◆ EXERCISE INSTRUCTIONS ◆
**1)** In the fly fishing account, what high temperature was Boulder expected to reach on Thursday?
**2)** Rewrite the stretch of the fly fishing account from "Location: Boulder Canyon" through "of Boulder, CO.", swapping "cold front" for "storm system".

◆ PASSAGE PROVIDED ◆
^^^^^^^^^^^^^^^^

I was now in an exasperated state, and it was 3:45PM and I was clueless regarding how to capitalize on the best caddis hatch in recent history on the Arkansas River. I reeled up my line and climbed to the shoulder of the highway and hoofed it back to the Santa Fe.

Be careful what you wish for. For years I searched for the caddis hatch of my dreams, and I found it on Friday, yet I was unable to take advantage. I landed five brown trout in the twelve inch size range, and connected with another five along with two foul hooked fish. The action was very slow, and I covered a lot of river mileage which encompassed quite a bit of strenuous rock climbing. The low point and highlight of my day were losing and then recovering my digital camera. I am at a loss to explain the lack of surface feeding fish during a spectacular hatch. Another week of fishing the Arkansas River is probably available before true run off commences, but I am uncertain whether I will gamble another long drive and day on the large freestone river.

Fish Landed: 5

Boulder Creek – 05/02/2019

Time: 12:30PM – 3:30PM

Location: Boulder Canyon west of Boulder, CO

Boulder Creek 05/02/2019 Photo Album

A cold front lingered in Colorado for three days beginning with Monday April 29, and after some relatively successful trips the previous week, I was frustrated by the adverse weather. Thursday’s forecast was moderately improved, and I was very anxious to satisfy my fly fishing addition, so I made the short drive to Boulder Creek in the canyon west of Boulder, CO.

Normally my choice of a destination is dictated by flows, fishing reports and my seasonal history; but on Thursday air temperature was the significant factor. Based on flows and fly shop reports, I probably would have chosen the Big Thompson; however, the high temperature in Estes Park was projected to reach 47 degrees. This was too cold for my tastes, and Boulder was expected to peak at 57 degrees.

My thorough analysis of factors impacting fishing success failed to consider the road construction under way in Boulder Canyon, and this oversight almost ruined my day. Pure luck caused me to arrive at the end of a line of traffic waiting for the canyon to open at 10:56, and the sign informed travelers that the closure was between 9AM and 11AM. My timing could not have been better, and the delay was minimal.

^^^^^^^^^^^^^^^^

◆ DATA EXCERPT ◆
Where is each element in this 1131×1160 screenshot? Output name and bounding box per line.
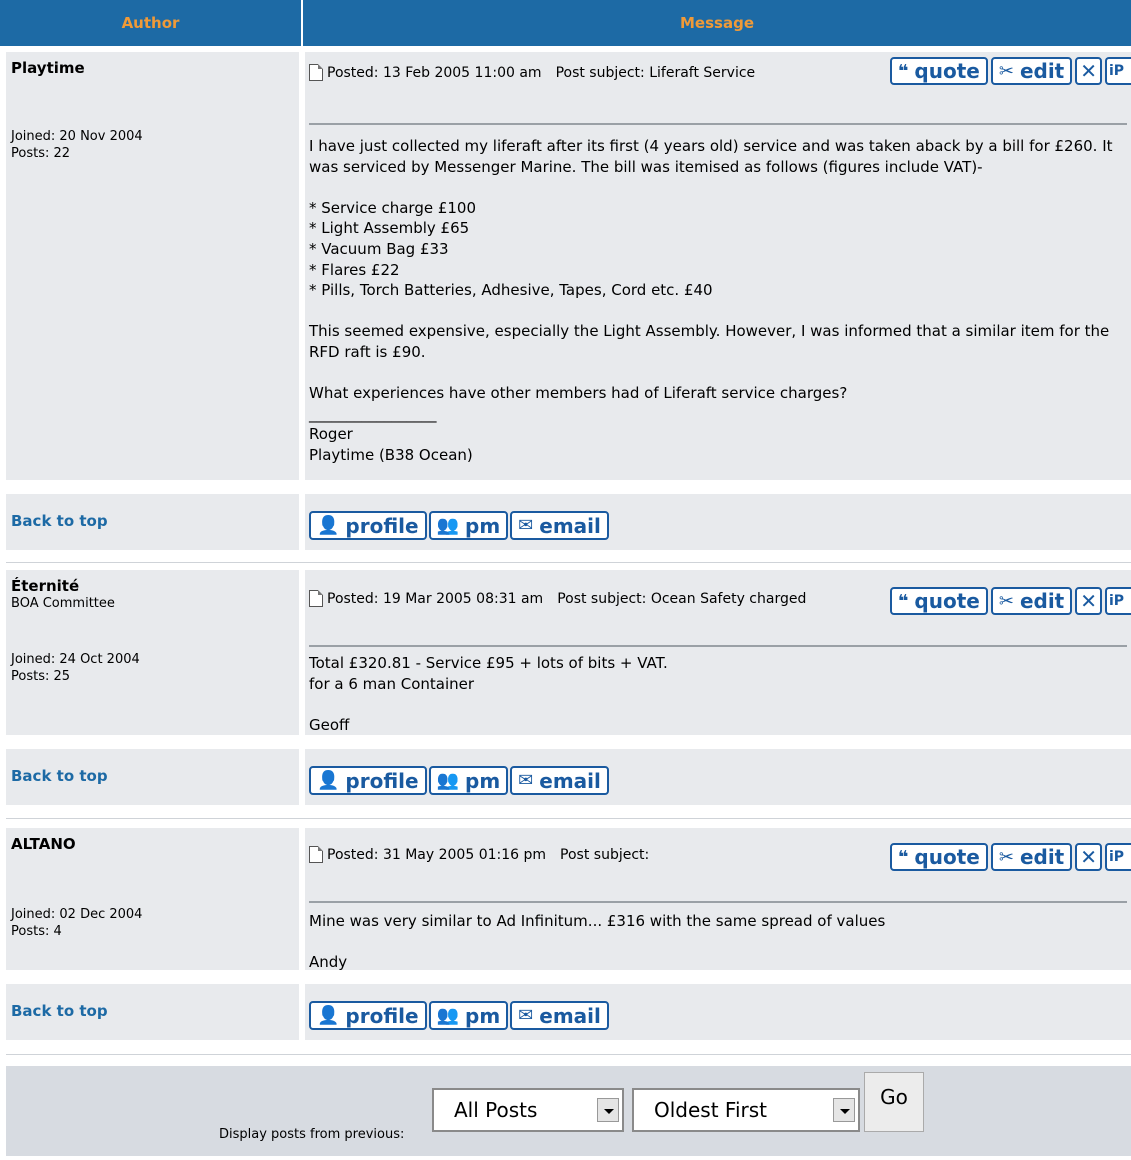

^^^^^^^^^^^^^^^^

◆ ANSWERS GIVEN ◆
**1)** 57 degrees.

**2)**
Location: Boulder Canyon west of Boulder, CO

Boulder Creek 05/02/2019 Photo Album

A storm system lingered in Colorado for three days beginning with Monday April 29, and after some relatively successful trips the previous week, I was frustrated by the adverse weather. Thursday’s forecast was moderately improved, and I was very anxious to satisfy my fly fishing addition, so I made the short drive to Boulder Creek in the canyon west of Boulder, CO.